→ RECORD LIST
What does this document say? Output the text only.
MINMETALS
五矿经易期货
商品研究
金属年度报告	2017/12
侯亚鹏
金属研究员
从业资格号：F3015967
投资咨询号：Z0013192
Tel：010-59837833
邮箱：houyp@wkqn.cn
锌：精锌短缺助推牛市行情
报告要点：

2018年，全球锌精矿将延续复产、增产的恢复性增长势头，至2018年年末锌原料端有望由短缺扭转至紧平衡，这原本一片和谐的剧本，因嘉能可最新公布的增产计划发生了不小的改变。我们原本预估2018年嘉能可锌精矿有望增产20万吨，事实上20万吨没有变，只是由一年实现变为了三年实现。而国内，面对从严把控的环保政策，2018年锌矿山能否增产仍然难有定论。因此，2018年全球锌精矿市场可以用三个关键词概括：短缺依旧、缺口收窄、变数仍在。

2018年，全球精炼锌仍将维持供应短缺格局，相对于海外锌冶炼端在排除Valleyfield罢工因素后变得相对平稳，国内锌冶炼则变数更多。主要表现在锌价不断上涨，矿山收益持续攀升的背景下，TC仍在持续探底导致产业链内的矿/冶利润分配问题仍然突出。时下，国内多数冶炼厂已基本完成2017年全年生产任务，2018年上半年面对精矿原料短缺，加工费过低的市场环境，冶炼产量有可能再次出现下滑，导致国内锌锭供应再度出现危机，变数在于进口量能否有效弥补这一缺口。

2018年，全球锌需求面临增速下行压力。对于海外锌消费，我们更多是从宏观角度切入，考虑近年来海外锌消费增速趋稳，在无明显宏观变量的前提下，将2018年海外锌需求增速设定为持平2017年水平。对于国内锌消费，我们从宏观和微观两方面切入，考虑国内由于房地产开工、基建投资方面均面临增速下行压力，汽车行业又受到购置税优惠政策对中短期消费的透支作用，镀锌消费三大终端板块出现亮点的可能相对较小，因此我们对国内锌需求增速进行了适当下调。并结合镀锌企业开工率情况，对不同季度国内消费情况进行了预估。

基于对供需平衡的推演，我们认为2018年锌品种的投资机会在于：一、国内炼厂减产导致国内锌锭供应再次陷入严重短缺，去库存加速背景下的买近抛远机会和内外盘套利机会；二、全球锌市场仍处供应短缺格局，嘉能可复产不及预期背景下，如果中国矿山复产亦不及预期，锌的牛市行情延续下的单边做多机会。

→ EXERCISE TASK
Please set down each line of the records exactly as given.

→ PROBLEM SOLUTION
What does this document say? Output the text only.
MINMETALS
五矿经易期货
商品研究
金属年度报告	2017/12
侯亚鹏
金属研究员
从业资格号：F3015967
投资咨询号：Z0013192
Tel：010-59837833
邮箱：houyp@wkqn.cn
锌：精锌短缺助推牛市行情
报告要点：

2018年，全球锌精矿将延续复产、增产的恢复性增长势头，至2018年年末锌原料端有望由短缺扭转至紧平衡，这原本一片和谐的剧本，因嘉能可最新公布的增产计划发生了不小的改变。我们原本预估2018年嘉能可锌精矿有望增产20万吨，事实上20万吨没有变，只是由一年实现变为了三年实现。而国内，面对从严把控的环保政策，2018年锌矿山能否增产仍然难有定论。因此，2018年全球锌精矿市场可以用三个关键词概括：短缺依旧、缺口收窄、变数仍在。

2018年，全球精炼锌仍将维持供应短缺格局，相对于海外锌冶炼端在排除Valleyfield罢工因素后变得相对平稳，国内锌冶炼则变数更多。主要表现在锌价不断上涨，矿山收益持续攀升的背景下，TC仍在持续探底导致产业链内的矿/冶利润分配问题仍然突出。时下，国内多数冶炼厂已基本完成2017年全年生产任务，2018年上半年面对精矿原料短缺，加工费过低的市场环境，冶炼产量有可能再次出现下滑，导致国内锌锭供应再度出现危机，变数在于进口量能否有效弥补这一缺口。

2018年，全球锌需求面临增速下行压力。对于海外锌消费，我们更多是从宏观角度切入，考虑近年来海外锌消费增速趋稳，在无明显宏观变量的前提下，将2018年海外锌需求增速设定为持平2017年水平。对于国内锌消费，我们从宏观和微观两方面切入，考虑国内由于房地产开工、基建投资方面均面临增速下行压力，汽车行业又受到购置税优惠政策对中短期消费的透支作用，镀锌消费三大终端板块出现亮点的可能相对较小，因此我们对国内锌需求增速进行了适当下调。并结合镀锌企业开工率情况，对不同季度国内消费情况进行了预估。

基于对供需平衡的推演，我们认为2018年锌品种的投资机会在于：一、国内炼厂减产导致国内锌锭供应再次陷入严重短缺，去库存加速背景下的买近抛远机会和内外盘套利机会；二、全球锌市场仍处供应短缺格局，嘉能可复产不及预期背景下，如果中国矿山复产亦不及预期，锌的牛市行情延续下的单边做多机会。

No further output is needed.